─── Record extracts ───

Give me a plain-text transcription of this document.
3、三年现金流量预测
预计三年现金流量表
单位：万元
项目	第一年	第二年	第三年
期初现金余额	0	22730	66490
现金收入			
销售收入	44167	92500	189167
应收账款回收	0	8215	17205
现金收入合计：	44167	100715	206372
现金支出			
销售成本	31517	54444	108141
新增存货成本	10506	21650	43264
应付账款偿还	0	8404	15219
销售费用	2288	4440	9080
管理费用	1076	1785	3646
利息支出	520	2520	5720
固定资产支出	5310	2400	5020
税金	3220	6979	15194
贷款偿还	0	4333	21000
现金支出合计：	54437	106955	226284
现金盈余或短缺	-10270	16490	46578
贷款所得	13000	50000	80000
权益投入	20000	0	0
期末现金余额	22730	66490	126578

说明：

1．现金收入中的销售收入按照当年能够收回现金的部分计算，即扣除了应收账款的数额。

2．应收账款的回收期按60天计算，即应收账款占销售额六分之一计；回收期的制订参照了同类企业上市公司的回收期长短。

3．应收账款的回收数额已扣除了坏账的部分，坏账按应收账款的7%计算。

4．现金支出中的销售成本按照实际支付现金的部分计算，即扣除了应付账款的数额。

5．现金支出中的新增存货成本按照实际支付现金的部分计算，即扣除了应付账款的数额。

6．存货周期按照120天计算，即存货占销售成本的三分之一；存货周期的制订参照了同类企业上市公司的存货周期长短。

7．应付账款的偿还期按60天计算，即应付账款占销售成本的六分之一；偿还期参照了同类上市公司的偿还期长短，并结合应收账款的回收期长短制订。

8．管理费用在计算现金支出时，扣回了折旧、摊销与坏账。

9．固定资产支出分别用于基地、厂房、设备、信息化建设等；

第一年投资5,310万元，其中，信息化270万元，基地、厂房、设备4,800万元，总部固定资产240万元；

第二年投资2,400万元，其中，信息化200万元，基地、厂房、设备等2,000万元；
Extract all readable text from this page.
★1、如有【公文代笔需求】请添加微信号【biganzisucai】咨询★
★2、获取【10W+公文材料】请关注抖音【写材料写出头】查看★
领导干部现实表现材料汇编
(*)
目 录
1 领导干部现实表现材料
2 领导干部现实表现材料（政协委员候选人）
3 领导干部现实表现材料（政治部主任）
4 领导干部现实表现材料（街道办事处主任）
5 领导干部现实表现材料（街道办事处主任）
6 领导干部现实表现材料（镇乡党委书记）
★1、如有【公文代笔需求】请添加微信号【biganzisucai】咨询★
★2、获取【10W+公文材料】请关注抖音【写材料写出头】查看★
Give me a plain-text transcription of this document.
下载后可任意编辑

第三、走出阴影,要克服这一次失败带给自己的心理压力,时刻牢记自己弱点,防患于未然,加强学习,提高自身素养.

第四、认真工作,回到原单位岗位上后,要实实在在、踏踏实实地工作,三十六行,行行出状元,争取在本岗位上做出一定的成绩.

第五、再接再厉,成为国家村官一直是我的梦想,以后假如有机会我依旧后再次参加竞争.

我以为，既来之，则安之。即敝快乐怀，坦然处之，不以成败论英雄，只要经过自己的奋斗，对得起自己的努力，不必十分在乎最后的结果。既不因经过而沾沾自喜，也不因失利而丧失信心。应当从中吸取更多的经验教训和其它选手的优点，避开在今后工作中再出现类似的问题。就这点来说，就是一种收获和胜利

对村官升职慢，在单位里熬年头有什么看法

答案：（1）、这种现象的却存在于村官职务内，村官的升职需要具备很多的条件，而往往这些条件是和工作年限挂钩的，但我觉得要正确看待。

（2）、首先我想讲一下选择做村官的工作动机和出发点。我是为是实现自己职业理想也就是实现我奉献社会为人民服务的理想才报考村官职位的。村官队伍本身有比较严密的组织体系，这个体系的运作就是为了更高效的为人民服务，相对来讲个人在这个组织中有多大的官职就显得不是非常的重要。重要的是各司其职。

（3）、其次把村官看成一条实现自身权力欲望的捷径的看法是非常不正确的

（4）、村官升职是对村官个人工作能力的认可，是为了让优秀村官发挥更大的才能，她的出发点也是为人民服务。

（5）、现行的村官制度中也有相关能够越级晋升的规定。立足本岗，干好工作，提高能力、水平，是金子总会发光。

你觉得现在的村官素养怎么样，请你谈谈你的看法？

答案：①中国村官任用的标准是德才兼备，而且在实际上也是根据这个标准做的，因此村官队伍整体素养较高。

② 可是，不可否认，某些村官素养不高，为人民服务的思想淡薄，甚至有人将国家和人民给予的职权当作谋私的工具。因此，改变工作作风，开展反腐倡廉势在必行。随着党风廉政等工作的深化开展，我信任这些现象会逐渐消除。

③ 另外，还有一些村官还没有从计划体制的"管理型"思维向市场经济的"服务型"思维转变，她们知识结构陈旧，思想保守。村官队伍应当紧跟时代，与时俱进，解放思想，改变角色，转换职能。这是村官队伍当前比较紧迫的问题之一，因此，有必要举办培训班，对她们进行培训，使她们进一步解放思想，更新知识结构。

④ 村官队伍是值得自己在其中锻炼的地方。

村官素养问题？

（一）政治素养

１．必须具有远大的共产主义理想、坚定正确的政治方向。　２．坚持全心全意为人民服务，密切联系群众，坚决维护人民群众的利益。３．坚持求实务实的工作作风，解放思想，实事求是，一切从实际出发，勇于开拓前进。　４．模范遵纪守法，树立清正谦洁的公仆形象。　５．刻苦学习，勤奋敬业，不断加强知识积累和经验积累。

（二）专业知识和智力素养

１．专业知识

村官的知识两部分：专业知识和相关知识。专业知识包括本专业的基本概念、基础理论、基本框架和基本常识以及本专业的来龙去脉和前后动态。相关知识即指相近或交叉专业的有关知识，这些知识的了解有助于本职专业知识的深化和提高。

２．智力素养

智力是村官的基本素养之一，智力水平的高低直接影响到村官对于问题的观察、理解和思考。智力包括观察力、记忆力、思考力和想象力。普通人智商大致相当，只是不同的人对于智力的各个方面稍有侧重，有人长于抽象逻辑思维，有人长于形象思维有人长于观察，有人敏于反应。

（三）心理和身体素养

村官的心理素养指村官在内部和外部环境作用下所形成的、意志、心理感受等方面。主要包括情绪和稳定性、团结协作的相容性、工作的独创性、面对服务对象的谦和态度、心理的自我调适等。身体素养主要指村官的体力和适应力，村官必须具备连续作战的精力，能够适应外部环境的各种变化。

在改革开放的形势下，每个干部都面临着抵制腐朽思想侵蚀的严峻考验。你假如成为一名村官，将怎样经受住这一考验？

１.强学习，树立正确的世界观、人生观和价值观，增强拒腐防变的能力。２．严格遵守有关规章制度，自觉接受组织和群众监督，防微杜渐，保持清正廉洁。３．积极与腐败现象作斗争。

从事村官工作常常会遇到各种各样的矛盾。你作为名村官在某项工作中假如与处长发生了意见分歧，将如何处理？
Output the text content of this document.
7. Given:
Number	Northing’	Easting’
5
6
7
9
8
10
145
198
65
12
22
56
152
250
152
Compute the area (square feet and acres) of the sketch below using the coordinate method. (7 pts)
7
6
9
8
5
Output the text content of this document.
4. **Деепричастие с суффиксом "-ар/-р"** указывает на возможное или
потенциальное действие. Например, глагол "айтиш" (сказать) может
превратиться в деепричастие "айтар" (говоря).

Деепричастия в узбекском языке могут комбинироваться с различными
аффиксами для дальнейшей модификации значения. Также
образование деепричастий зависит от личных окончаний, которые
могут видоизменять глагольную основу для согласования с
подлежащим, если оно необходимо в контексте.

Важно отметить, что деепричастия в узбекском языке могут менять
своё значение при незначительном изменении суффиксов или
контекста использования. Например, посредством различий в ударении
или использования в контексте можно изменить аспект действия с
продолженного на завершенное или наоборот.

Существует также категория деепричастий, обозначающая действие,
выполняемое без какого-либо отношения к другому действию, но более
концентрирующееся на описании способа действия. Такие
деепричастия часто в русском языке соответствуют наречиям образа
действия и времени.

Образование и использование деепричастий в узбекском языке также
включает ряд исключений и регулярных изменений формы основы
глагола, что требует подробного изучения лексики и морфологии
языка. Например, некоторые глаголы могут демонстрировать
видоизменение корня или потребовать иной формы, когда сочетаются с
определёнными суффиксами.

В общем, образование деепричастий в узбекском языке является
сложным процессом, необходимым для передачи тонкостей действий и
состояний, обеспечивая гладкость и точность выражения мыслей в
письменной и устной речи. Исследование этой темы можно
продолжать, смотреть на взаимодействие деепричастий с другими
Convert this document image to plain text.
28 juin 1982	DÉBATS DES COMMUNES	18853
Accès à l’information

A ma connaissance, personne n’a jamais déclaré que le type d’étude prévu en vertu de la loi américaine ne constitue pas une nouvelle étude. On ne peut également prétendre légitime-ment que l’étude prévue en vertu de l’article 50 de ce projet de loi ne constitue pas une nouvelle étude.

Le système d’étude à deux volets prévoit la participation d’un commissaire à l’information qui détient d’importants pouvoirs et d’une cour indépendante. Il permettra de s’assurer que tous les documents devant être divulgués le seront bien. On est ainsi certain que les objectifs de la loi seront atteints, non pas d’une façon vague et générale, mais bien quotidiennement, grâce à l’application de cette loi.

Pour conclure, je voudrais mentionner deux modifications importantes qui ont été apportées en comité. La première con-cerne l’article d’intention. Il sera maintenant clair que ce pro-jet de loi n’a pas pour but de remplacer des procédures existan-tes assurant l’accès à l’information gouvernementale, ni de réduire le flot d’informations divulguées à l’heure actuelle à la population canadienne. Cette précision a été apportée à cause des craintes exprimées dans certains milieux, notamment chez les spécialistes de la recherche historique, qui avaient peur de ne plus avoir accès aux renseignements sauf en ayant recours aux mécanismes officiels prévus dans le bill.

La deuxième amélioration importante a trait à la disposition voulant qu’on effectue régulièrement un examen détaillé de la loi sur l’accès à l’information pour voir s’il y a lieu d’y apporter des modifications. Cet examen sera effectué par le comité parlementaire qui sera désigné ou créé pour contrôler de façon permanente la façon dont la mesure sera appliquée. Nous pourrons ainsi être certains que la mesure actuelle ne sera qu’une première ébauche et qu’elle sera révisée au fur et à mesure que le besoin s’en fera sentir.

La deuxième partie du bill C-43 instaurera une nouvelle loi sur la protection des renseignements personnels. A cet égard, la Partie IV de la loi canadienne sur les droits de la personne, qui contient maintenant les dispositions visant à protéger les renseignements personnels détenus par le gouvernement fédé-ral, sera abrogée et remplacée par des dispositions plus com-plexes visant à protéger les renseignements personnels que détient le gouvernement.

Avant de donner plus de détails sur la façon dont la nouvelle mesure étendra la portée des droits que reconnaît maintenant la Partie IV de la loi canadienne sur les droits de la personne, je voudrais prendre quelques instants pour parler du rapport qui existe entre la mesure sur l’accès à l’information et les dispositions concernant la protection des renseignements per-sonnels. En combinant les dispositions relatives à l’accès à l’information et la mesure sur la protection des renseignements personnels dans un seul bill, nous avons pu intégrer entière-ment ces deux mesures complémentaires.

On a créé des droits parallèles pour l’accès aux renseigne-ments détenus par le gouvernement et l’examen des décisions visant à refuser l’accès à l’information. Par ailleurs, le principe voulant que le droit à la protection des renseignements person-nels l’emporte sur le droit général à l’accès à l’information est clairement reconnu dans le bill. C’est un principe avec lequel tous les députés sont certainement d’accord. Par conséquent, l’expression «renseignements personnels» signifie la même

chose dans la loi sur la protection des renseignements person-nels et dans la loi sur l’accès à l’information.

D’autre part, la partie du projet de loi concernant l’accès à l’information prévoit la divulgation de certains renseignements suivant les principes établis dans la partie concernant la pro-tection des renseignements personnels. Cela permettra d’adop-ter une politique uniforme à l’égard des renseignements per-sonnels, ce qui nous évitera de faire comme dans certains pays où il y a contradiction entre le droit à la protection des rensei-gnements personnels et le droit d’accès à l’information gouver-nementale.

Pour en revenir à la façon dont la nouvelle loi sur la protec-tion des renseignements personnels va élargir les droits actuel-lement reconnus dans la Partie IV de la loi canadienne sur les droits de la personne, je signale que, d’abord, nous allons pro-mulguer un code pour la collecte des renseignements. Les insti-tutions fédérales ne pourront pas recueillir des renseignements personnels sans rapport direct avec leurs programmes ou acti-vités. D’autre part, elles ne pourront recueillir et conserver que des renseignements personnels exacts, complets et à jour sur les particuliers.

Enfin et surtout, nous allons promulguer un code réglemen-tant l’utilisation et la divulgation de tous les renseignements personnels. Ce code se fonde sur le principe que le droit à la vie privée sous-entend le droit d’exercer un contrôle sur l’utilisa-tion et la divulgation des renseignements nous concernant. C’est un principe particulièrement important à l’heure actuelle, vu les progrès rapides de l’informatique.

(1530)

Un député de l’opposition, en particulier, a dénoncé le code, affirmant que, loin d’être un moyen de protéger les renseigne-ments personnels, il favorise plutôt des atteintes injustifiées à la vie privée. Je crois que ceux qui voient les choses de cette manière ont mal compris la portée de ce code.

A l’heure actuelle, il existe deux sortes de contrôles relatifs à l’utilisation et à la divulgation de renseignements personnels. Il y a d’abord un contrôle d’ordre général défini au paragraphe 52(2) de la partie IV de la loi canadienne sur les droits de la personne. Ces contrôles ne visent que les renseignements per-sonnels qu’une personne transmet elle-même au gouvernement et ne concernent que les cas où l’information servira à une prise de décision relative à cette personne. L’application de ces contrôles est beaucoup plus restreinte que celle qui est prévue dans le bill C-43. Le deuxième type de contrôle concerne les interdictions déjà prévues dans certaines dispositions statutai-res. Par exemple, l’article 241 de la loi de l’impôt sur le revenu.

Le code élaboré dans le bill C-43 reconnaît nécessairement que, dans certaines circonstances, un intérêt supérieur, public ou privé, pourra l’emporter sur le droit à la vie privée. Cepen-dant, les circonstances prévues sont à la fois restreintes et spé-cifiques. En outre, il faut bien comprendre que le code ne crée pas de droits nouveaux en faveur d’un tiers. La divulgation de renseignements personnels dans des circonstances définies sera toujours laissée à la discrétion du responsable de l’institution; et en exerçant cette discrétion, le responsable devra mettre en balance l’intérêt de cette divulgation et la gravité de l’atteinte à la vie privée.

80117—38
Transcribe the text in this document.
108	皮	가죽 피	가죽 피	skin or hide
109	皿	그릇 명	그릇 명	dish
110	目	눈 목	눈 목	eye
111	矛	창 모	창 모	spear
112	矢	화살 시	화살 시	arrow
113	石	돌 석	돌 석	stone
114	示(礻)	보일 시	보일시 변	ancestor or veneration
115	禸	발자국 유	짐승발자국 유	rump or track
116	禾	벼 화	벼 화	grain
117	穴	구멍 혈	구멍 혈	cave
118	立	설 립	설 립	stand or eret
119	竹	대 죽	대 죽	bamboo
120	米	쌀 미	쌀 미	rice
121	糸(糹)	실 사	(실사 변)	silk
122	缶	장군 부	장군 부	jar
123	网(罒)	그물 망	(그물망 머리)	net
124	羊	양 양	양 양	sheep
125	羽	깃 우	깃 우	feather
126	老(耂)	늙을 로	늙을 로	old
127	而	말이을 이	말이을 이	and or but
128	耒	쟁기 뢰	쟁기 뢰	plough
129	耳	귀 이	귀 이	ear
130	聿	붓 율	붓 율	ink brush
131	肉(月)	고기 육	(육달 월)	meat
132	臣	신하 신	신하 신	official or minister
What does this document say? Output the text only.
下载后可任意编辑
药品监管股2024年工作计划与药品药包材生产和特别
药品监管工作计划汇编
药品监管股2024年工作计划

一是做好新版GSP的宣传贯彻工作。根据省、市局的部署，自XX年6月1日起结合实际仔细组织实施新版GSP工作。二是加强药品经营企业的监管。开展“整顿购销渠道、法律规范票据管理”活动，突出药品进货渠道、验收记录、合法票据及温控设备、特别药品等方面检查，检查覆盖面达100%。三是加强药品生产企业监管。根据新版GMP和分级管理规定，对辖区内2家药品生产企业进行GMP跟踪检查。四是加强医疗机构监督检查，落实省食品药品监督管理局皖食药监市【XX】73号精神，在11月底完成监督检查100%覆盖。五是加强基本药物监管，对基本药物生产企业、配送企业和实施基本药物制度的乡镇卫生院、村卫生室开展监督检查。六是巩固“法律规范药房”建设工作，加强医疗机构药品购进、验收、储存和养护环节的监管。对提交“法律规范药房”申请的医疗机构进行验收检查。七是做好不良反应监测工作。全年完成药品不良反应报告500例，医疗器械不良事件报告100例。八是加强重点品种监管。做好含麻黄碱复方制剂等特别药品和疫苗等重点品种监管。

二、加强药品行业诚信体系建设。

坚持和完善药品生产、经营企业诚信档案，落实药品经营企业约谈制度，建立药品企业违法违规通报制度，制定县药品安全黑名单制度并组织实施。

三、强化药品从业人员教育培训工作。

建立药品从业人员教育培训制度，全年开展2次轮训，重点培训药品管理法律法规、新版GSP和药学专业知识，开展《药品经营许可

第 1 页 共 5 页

───

- [Task goal] Among the records above, find each line holding the string "égard" and pull it out.

- [Complete response]
La deuxième partie du bill C-43 instaurera une nouvelle loi sur la protection des renseignements personnels. A cet égard, la Partie IV de la loi canadienne sur les droits de la personne, qui contient maintenant les dispositions visant à protéger les renseignements personnels détenus par le gouvernement fédé-ral, sera abrogée et remplacée par des dispositions plus com-plexes visant à protéger les renseignements personnels que détient le gouvernement.
D’autre part, la partie du projet de loi concernant l’accès à l’information prévoit la divulgation de certains renseignements suivant les principes établis dans la partie concernant la pro-tection des renseignements personnels. Cela permettra d’adop-ter une politique uniforme à l’égard des renseignements per-sonnels, ce qui nous évitera de faire comme dans certains pays où il y a contradiction entre le droit à la protection des rensei-gnements personnels et le droit d’accès à l’information gouver-nementale.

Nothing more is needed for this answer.